§ **Exercise task**
Where a line of the listing below includes the word "color", reproduce that line.
Start of Data in this exercise
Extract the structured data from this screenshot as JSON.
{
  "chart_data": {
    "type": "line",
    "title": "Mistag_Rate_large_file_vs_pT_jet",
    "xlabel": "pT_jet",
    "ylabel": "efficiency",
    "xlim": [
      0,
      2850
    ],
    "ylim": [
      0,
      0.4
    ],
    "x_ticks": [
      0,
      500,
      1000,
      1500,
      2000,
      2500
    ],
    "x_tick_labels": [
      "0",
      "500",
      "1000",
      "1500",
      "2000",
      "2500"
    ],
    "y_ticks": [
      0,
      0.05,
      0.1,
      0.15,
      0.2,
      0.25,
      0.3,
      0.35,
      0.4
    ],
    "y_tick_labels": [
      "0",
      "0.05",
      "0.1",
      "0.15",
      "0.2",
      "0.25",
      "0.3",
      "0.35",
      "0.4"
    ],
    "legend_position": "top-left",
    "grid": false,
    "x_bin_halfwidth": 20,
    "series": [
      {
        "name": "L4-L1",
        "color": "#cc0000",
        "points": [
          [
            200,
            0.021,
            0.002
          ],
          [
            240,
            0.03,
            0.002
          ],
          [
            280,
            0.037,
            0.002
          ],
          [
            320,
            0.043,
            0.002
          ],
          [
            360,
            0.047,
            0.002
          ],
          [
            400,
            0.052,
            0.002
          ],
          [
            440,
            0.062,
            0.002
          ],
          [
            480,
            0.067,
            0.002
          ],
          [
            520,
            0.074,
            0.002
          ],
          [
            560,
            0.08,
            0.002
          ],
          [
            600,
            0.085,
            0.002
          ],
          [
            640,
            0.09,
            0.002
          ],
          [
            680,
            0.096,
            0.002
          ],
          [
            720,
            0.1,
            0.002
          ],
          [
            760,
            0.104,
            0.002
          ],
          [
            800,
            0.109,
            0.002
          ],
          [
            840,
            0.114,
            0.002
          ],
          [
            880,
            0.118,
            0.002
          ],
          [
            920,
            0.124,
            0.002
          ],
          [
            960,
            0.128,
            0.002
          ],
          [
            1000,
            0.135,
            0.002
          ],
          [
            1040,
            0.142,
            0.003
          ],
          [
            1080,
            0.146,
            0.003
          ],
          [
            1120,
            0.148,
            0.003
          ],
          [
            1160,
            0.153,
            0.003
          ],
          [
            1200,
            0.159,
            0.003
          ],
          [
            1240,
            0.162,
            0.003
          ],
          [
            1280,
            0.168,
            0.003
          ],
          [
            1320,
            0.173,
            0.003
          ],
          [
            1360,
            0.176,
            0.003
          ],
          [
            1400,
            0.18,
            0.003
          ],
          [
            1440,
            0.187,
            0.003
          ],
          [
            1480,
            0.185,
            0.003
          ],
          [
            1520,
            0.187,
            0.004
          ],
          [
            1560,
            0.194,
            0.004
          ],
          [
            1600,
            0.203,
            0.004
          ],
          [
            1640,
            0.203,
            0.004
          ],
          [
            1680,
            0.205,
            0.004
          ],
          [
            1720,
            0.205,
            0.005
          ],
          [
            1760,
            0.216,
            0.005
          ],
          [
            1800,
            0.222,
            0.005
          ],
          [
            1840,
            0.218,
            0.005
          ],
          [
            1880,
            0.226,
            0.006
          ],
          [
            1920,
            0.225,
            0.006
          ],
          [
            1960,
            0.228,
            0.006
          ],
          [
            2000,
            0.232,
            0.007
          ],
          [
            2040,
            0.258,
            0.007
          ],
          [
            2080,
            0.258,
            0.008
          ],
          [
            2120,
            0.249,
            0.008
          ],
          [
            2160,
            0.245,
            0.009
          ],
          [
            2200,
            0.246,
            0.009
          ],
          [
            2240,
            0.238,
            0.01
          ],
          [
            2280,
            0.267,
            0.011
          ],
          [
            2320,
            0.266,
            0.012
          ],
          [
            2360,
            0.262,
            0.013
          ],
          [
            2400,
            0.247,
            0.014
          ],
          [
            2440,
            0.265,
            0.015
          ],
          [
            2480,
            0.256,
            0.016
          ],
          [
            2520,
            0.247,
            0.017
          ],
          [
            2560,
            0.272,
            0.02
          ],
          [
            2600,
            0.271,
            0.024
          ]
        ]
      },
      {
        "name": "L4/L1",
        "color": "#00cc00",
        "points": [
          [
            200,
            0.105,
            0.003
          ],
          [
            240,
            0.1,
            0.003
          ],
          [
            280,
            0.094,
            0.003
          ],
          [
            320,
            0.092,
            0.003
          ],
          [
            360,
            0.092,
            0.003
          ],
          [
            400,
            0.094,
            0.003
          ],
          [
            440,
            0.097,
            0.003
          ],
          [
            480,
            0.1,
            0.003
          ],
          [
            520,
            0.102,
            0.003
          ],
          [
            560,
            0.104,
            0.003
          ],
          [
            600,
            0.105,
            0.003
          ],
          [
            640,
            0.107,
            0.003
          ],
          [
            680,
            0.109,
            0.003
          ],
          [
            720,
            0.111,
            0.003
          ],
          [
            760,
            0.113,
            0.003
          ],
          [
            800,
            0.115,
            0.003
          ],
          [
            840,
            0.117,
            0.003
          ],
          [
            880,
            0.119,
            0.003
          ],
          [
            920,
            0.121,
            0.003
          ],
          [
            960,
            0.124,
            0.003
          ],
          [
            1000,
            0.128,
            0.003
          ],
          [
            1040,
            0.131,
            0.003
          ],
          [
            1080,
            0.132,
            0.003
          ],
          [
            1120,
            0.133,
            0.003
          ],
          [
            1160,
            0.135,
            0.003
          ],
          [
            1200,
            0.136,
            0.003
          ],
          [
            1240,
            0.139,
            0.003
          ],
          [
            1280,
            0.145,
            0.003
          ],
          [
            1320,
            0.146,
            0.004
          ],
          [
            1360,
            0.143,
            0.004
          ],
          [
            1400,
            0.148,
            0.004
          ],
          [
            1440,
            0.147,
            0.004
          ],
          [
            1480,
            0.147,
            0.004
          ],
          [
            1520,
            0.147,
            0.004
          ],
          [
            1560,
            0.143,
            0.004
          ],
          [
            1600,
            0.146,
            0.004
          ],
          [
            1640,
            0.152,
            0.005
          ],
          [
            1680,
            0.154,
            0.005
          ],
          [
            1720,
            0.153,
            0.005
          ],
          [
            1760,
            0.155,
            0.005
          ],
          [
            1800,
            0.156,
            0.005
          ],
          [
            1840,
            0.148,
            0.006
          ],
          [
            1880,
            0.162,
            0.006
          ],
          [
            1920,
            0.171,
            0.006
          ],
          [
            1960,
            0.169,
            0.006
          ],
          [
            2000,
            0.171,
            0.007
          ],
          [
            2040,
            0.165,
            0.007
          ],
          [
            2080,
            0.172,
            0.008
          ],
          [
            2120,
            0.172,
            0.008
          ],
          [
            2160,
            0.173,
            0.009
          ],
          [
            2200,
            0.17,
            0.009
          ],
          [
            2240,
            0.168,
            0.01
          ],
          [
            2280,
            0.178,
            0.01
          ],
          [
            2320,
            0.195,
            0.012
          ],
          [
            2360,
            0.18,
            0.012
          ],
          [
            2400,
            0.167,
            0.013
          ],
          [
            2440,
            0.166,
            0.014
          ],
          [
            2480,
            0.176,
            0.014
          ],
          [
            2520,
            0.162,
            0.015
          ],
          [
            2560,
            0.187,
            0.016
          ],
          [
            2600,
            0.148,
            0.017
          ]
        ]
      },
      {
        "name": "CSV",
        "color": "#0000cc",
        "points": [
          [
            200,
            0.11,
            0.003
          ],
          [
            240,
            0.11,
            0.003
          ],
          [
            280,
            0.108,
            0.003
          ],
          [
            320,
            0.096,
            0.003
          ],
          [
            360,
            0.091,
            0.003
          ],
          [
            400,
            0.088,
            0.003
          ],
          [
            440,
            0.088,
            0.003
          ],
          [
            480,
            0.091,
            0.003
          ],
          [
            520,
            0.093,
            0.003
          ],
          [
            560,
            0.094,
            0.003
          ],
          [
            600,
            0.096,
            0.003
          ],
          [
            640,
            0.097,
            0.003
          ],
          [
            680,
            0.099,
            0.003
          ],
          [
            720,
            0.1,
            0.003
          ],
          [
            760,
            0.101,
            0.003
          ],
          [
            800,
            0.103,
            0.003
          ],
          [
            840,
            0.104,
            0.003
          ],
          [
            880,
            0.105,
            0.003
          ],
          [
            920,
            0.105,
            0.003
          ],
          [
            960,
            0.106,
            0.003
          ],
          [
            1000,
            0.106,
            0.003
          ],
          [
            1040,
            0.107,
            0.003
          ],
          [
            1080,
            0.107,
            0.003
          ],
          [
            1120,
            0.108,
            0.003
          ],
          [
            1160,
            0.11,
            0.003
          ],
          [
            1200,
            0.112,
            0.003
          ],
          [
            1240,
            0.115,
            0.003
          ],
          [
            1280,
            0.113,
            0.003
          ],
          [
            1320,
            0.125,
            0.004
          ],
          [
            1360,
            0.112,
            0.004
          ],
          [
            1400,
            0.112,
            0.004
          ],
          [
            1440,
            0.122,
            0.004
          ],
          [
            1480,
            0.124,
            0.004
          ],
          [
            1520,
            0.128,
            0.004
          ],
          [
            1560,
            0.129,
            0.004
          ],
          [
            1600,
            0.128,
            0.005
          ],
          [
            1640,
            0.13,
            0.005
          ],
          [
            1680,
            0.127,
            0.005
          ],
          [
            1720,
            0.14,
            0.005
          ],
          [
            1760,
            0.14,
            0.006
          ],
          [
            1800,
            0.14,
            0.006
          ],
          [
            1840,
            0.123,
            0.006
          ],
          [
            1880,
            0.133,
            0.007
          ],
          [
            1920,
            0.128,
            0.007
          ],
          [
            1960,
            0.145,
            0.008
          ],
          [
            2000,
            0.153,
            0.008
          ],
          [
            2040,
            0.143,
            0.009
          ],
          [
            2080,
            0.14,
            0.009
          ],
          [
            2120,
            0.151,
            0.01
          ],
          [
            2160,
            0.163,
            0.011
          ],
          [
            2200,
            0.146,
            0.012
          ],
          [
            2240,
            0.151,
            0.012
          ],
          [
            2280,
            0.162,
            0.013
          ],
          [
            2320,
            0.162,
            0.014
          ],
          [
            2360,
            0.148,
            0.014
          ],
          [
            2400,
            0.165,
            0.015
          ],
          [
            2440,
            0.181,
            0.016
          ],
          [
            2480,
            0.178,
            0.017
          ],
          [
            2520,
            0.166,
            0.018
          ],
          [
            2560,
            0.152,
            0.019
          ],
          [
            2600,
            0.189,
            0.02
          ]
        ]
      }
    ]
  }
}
End of Data in this exercise
§ **Full answer**
        "color": "#cc0000",
        "color": "#00cc00",
        "color": "#0000cc",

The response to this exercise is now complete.